(Lines of data)
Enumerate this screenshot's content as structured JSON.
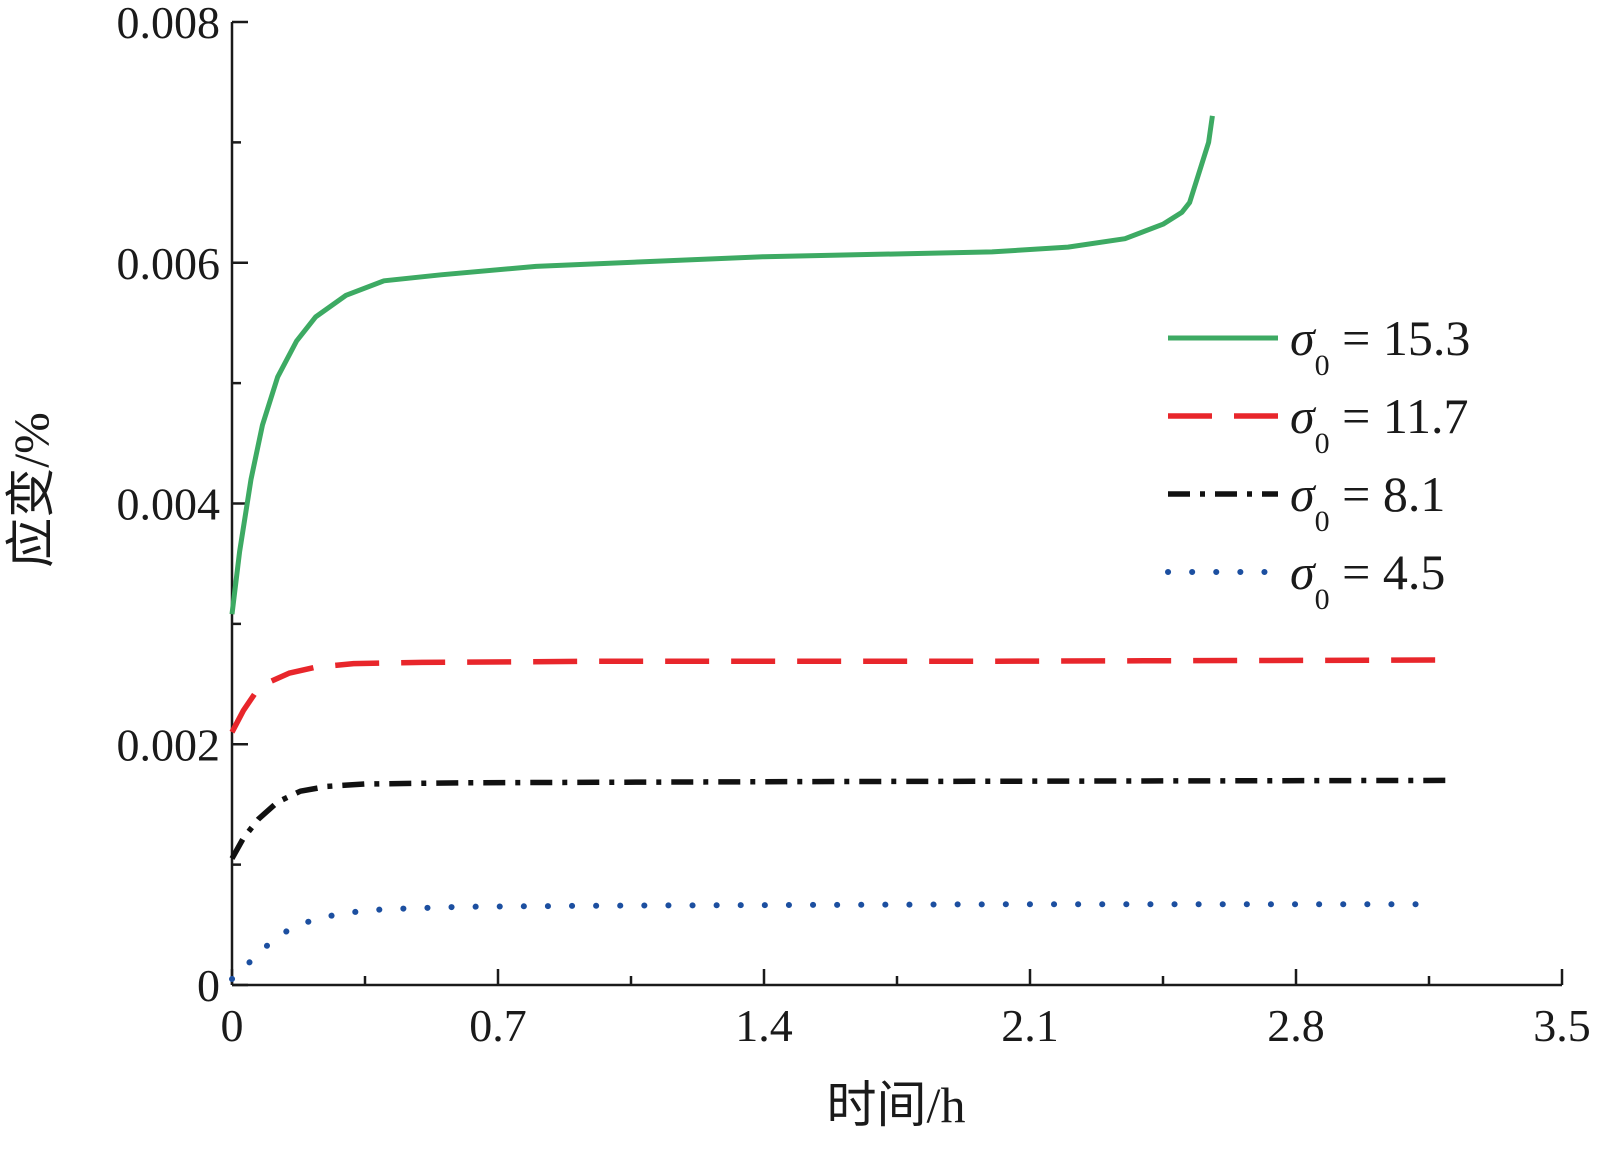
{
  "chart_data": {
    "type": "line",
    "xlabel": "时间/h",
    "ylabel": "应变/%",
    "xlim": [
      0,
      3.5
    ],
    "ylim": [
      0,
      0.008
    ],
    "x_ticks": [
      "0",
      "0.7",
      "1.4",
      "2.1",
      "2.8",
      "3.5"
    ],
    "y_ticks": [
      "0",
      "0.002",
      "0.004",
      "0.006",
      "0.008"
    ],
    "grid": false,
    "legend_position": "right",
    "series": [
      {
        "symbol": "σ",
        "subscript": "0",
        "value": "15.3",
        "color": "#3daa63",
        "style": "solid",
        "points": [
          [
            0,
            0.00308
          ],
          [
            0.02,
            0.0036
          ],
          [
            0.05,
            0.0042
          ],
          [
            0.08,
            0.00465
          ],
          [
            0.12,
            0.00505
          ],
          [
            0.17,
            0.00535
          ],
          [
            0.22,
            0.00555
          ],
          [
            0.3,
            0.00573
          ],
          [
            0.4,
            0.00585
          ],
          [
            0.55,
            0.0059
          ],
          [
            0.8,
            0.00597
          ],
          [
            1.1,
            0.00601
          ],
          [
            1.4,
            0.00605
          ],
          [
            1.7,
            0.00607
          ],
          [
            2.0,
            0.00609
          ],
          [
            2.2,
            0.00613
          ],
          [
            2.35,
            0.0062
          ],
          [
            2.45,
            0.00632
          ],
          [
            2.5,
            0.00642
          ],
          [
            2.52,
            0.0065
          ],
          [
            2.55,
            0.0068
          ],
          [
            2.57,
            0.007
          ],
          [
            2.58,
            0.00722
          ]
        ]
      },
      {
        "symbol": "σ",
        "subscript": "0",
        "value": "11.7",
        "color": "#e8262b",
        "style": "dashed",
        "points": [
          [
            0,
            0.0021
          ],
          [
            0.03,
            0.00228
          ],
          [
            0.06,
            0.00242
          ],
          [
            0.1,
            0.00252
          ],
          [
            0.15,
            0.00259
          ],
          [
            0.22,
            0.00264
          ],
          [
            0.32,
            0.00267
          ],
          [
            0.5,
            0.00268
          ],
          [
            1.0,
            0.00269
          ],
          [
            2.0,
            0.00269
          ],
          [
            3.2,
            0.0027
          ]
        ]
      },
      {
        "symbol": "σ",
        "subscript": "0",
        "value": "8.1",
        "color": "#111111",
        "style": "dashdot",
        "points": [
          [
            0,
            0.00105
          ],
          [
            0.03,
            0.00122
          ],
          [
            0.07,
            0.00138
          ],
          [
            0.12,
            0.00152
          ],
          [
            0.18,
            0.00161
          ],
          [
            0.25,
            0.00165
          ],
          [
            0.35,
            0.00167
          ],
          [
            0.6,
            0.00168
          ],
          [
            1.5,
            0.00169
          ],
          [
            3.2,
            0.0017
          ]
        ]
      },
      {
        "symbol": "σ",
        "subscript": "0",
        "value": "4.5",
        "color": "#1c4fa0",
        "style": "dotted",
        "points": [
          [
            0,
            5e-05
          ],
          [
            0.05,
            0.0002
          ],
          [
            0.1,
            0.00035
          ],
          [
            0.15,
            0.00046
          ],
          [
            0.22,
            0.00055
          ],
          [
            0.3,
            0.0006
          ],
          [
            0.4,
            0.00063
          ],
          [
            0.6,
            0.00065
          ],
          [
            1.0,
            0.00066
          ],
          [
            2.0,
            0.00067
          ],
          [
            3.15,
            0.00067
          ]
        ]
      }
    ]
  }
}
* * *
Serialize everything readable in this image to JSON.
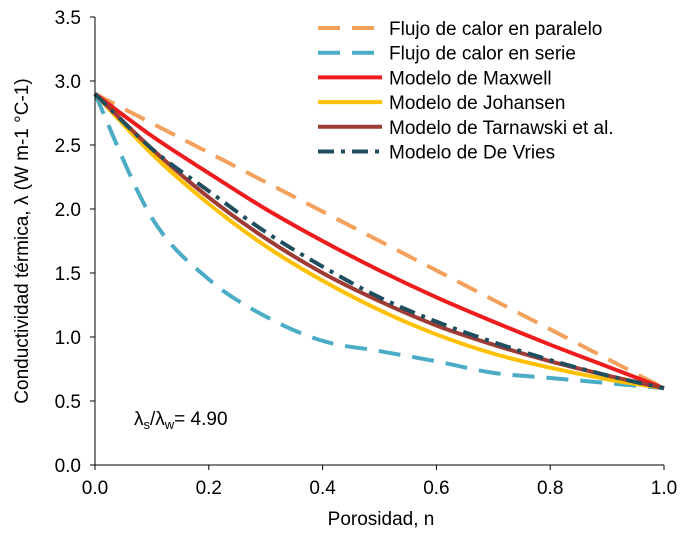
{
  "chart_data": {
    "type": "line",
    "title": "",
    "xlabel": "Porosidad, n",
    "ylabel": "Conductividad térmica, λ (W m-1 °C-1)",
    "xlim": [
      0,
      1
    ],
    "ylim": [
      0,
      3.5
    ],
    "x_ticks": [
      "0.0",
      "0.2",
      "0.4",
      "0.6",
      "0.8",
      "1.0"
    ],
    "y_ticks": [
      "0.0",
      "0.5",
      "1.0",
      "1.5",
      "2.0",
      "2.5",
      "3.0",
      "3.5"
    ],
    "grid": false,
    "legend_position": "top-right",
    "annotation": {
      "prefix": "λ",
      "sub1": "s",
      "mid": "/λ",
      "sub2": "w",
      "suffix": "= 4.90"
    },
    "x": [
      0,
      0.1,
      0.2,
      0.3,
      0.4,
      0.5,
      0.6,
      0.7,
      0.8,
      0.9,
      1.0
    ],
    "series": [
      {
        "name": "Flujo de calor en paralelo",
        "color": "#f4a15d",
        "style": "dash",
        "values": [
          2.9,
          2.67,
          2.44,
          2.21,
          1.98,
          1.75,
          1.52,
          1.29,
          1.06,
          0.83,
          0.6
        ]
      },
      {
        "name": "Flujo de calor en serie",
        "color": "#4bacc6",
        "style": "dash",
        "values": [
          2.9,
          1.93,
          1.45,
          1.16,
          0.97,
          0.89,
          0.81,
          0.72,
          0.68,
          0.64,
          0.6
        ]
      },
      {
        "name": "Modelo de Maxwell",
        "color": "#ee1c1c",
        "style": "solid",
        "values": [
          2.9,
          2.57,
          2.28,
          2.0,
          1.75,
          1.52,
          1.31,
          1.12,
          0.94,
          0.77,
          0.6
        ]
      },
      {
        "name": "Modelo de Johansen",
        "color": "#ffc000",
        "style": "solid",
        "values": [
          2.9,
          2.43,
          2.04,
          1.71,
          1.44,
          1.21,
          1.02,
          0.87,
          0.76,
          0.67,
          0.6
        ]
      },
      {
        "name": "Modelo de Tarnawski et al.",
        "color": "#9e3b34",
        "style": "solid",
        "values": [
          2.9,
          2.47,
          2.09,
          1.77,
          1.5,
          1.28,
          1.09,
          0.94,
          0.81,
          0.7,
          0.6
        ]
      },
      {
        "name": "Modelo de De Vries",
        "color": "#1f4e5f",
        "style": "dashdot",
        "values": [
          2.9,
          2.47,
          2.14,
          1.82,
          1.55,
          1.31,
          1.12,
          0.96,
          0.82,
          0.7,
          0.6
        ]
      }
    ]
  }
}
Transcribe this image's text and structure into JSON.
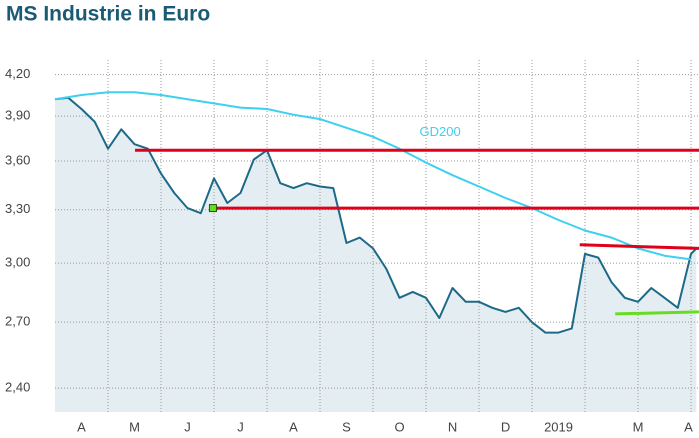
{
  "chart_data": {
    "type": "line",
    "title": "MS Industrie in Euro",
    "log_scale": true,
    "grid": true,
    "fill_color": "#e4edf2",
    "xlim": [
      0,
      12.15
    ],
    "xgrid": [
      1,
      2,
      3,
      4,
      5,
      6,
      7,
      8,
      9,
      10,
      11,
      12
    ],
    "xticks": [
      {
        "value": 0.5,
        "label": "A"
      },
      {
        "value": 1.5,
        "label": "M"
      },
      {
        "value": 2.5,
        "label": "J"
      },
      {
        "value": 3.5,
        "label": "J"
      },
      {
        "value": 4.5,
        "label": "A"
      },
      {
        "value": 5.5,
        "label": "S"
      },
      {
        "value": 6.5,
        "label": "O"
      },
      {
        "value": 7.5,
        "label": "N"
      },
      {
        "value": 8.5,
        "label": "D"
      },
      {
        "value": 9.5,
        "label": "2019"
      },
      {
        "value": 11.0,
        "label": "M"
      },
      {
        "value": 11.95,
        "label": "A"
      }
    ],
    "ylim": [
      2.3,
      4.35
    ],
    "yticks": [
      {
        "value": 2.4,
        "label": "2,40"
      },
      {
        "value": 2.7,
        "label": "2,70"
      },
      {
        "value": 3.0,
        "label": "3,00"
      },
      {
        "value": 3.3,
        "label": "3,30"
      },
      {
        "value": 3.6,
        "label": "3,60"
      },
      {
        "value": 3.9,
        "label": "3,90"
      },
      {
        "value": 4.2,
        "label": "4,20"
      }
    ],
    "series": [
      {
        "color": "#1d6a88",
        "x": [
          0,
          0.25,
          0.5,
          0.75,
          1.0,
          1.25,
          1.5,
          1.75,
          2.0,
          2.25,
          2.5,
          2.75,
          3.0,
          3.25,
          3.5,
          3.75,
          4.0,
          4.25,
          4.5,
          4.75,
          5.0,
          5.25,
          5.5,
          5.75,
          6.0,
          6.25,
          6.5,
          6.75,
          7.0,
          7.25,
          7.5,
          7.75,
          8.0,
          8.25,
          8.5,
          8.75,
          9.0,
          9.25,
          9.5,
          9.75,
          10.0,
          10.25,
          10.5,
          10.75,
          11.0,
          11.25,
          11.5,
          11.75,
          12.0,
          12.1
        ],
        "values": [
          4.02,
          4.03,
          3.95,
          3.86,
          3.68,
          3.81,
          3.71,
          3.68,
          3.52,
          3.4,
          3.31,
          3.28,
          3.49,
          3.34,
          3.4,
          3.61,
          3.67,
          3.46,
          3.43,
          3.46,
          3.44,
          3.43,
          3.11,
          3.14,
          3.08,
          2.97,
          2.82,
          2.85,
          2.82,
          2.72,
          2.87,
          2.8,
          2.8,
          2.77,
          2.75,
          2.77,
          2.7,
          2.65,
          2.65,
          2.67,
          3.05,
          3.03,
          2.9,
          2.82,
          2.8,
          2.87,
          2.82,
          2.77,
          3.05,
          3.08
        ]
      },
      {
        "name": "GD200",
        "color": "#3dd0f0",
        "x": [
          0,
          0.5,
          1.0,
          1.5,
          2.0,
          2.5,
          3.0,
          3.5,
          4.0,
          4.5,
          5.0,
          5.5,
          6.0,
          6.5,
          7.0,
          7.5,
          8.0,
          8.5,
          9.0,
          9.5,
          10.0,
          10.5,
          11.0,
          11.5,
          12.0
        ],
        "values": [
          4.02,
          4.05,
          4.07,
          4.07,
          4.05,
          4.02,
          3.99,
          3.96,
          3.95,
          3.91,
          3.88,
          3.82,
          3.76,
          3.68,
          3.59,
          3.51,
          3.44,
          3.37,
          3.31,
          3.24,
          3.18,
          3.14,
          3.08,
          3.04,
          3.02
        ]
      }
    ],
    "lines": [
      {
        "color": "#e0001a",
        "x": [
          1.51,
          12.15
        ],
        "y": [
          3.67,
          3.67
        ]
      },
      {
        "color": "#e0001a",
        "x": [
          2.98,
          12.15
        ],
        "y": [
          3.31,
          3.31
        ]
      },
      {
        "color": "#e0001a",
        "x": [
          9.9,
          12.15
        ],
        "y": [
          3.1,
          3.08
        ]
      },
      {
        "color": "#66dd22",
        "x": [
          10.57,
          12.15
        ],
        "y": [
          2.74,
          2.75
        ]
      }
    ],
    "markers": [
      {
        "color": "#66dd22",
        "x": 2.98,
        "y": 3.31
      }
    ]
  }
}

WHAT TO DO: Go through the material line by line. Show each line that contains the string "name".

SOLUTION TO THIS EXERCISE:
        "name": "Flujo de calor en paralelo",
        "name": "Flujo de calor en serie",
        "name": "Modelo de Maxwell",
        "name": "Modelo de Johansen",
        "name": "Modelo de Tarnawski et al.",
        "name": "Modelo de De Vries",
        "name": "GD200",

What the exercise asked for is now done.